╭─ Records to process

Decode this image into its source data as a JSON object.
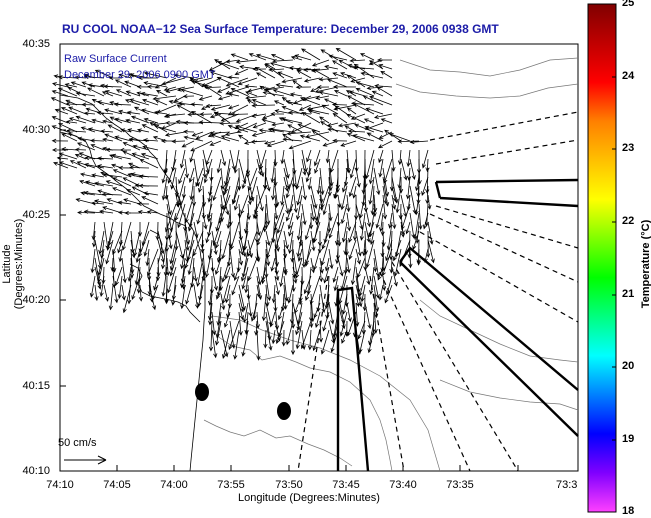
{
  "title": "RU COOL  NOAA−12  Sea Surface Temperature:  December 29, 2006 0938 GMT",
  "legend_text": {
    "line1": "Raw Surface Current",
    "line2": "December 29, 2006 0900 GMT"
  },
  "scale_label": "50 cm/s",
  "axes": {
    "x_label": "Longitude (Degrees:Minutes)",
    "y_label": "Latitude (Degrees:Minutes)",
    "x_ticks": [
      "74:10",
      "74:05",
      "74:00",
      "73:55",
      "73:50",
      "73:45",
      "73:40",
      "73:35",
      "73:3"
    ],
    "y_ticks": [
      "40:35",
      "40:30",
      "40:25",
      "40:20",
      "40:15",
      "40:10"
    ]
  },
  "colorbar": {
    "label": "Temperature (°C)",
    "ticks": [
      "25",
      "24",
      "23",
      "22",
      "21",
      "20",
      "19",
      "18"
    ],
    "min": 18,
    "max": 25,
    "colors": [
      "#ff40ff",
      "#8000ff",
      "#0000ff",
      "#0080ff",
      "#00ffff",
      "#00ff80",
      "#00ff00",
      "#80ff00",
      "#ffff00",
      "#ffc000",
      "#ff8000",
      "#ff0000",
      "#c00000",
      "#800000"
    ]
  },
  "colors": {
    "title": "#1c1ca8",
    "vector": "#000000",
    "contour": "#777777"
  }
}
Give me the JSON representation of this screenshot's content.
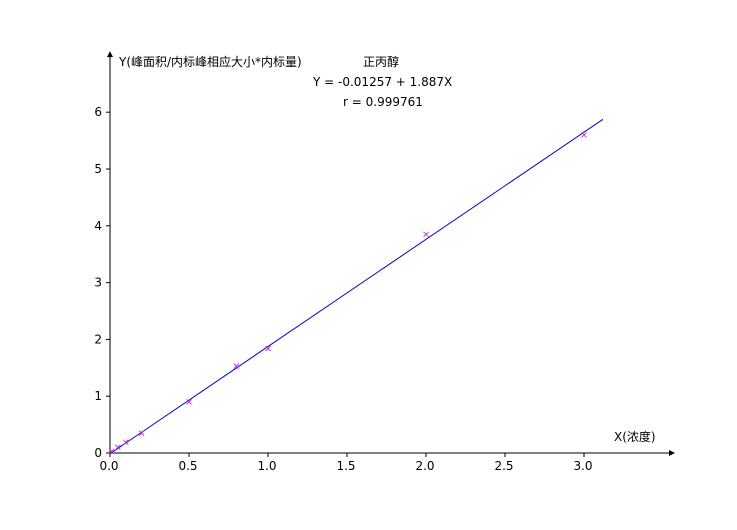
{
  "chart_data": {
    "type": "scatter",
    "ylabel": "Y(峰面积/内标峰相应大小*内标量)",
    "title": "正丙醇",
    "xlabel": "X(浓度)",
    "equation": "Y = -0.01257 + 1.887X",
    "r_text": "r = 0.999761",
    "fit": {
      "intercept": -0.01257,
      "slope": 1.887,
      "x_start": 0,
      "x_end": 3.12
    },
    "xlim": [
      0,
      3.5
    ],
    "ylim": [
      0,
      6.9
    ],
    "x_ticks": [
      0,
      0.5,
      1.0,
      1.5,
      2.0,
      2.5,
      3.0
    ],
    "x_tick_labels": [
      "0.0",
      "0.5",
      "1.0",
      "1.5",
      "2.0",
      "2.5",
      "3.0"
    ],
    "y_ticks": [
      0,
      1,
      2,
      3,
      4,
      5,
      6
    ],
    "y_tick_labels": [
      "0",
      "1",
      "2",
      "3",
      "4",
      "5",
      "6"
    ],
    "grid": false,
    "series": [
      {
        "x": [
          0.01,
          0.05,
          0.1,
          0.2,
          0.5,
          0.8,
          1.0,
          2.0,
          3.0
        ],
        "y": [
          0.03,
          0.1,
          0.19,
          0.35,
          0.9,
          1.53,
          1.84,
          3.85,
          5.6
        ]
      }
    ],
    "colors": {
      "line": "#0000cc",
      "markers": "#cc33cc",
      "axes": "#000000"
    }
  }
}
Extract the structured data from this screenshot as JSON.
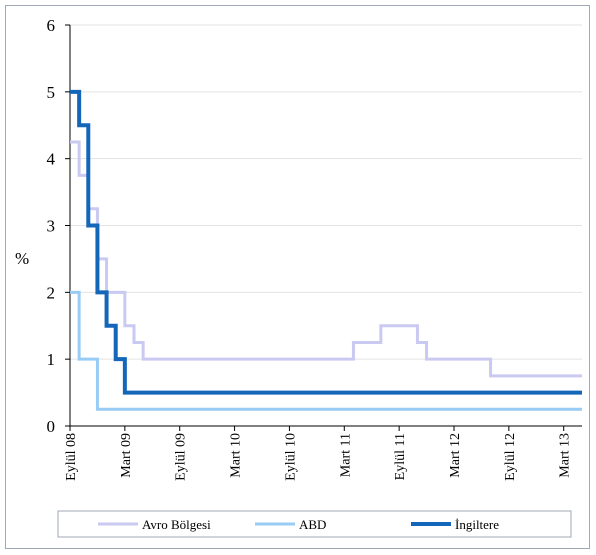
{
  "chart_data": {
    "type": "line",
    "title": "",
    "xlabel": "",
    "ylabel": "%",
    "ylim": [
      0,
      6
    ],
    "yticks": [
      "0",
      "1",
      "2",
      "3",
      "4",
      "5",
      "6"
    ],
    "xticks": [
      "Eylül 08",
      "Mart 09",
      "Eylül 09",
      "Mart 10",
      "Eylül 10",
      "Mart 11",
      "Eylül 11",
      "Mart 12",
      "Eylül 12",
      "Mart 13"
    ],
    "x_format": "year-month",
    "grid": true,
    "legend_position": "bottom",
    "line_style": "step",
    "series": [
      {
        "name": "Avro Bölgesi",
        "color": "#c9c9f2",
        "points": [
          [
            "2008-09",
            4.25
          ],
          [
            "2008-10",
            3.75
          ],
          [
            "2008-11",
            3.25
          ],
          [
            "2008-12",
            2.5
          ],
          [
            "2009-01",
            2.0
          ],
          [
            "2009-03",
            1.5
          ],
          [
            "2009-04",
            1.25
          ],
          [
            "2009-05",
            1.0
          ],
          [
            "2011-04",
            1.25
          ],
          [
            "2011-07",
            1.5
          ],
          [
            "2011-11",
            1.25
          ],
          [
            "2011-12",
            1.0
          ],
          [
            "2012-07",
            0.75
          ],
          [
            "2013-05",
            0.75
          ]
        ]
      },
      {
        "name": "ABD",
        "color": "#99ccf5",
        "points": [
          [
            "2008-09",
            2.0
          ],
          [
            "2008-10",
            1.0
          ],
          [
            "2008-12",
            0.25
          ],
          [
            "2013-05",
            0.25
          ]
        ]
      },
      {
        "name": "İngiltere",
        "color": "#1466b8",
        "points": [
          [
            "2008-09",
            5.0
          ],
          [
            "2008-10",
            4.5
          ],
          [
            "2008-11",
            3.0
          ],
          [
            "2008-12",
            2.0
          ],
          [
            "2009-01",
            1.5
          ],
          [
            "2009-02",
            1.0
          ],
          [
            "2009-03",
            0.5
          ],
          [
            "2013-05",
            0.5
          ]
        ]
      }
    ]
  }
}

╰─

> **The request**:
Copy each line of the records precisely and drop any images they hold.

> **Output below**:
Decode this image into its source data as a JSON object.
{
  "title": "RU COOL  NOAA−12  Sea Surface Temperature:  December 29, 2006 0938 GMT",
  "legend_text": {
    "line1": "Raw Surface Current",
    "line2": "December 29, 2006 0900 GMT"
  },
  "scale_label": "50 cm/s",
  "axes": {
    "x_label": "Longitude (Degrees:Minutes)",
    "y_label": "Latitude (Degrees:Minutes)",
    "x_ticks": [
      "74:10",
      "74:05",
      "74:00",
      "73:55",
      "73:50",
      "73:45",
      "73:40",
      "73:35",
      "73:3"
    ],
    "y_ticks": [
      "40:35",
      "40:30",
      "40:25",
      "40:20",
      "40:15",
      "40:10"
    ]
  },
  "colorbar": {
    "label": "Temperature (°C)",
    "ticks": [
      "25",
      "24",
      "23",
      "22",
      "21",
      "20",
      "19",
      "18"
    ],
    "min": 18,
    "max": 25,
    "colors": [
      "#ff40ff",
      "#8000ff",
      "#0000ff",
      "#0080ff",
      "#00ffff",
      "#00ff80",
      "#00ff00",
      "#80ff00",
      "#ffff00",
      "#ffc000",
      "#ff8000",
      "#ff0000",
      "#c00000",
      "#800000"
    ]
  },
  "colors": {
    "title": "#1c1ca8",
    "vector": "#000000",
    "contour": "#777777"
  }
}
Give me the JSON representation of this screenshot's content.
{
  "chart_data": {
    "type": "scatter",
    "ylabel": "Y(峰面积/内标峰相应大小*内标量)",
    "title": "正丙醇",
    "xlabel": "X(浓度)",
    "equation": "Y = -0.01257 + 1.887X",
    "r_text": "r = 0.999761",
    "fit": {
      "intercept": -0.01257,
      "slope": 1.887,
      "x_start": 0,
      "x_end": 3.12
    },
    "xlim": [
      0,
      3.5
    ],
    "ylim": [
      0,
      6.9
    ],
    "x_ticks": [
      0,
      0.5,
      1.0,
      1.5,
      2.0,
      2.5,
      3.0
    ],
    "x_tick_labels": [
      "0.0",
      "0.5",
      "1.0",
      "1.5",
      "2.0",
      "2.5",
      "3.0"
    ],
    "y_ticks": [
      0,
      1,
      2,
      3,
      4,
      5,
      6
    ],
    "y_tick_labels": [
      "0",
      "1",
      "2",
      "3",
      "4",
      "5",
      "6"
    ],
    "grid": false,
    "series": [
      {
        "x": [
          0.01,
          0.05,
          0.1,
          0.2,
          0.5,
          0.8,
          1.0,
          2.0,
          3.0
        ],
        "y": [
          0.03,
          0.1,
          0.19,
          0.35,
          0.9,
          1.53,
          1.84,
          3.85,
          5.6
        ]
      }
    ],
    "colors": {
      "line": "#0000cc",
      "markers": "#cc33cc",
      "axes": "#000000"
    }
  }
}
Extract the structured data from this screenshot as JSON.
{
  "chart_data": {
    "type": "line",
    "title": "",
    "xlabel": "",
    "ylabel": "%",
    "ylim": [
      0,
      6
    ],
    "yticks": [
      "0",
      "1",
      "2",
      "3",
      "4",
      "5",
      "6"
    ],
    "xticks": [
      "Eylül 08",
      "Mart 09",
      "Eylül 09",
      "Mart 10",
      "Eylül 10",
      "Mart 11",
      "Eylül 11",
      "Mart 12",
      "Eylül 12",
      "Mart 13"
    ],
    "x_format": "year-month",
    "grid": true,
    "legend_position": "bottom",
    "line_style": "step",
    "series": [
      {
        "name": "Avro Bölgesi",
        "color": "#c9c9f2",
        "points": [
          [
            "2008-09",
            4.25
          ],
          [
            "2008-10",
            3.75
          ],
          [
            "2008-11",
            3.25
          ],
          [
            "2008-12",
            2.5
          ],
          [
            "2009-01",
            2.0
          ],
          [
            "2009-03",
            1.5
          ],
          [
            "2009-04",
            1.25
          ],
          [
            "2009-05",
            1.0
          ],
          [
            "2011-04",
            1.25
          ],
          [
            "2011-07",
            1.5
          ],
          [
            "2011-11",
            1.25
          ],
          [
            "2011-12",
            1.0
          ],
          [
            "2012-07",
            0.75
          ],
          [
            "2013-05",
            0.75
          ]
        ]
      },
      {
        "name": "ABD",
        "color": "#99ccf5",
        "points": [
          [
            "2008-09",
            2.0
          ],
          [
            "2008-10",
            1.0
          ],
          [
            "2008-12",
            0.25
          ],
          [
            "2013-05",
            0.25
          ]
        ]
      },
      {
        "name": "İngiltere",
        "color": "#1466b8",
        "points": [
          [
            "2008-09",
            5.0
          ],
          [
            "2008-10",
            4.5
          ],
          [
            "2008-11",
            3.0
          ],
          [
            "2008-12",
            2.0
          ],
          [
            "2009-01",
            1.5
          ],
          [
            "2009-02",
            1.0
          ],
          [
            "2009-03",
            0.5
          ],
          [
            "2013-05",
            0.5
          ]
        ]
      }
    ]
  }
}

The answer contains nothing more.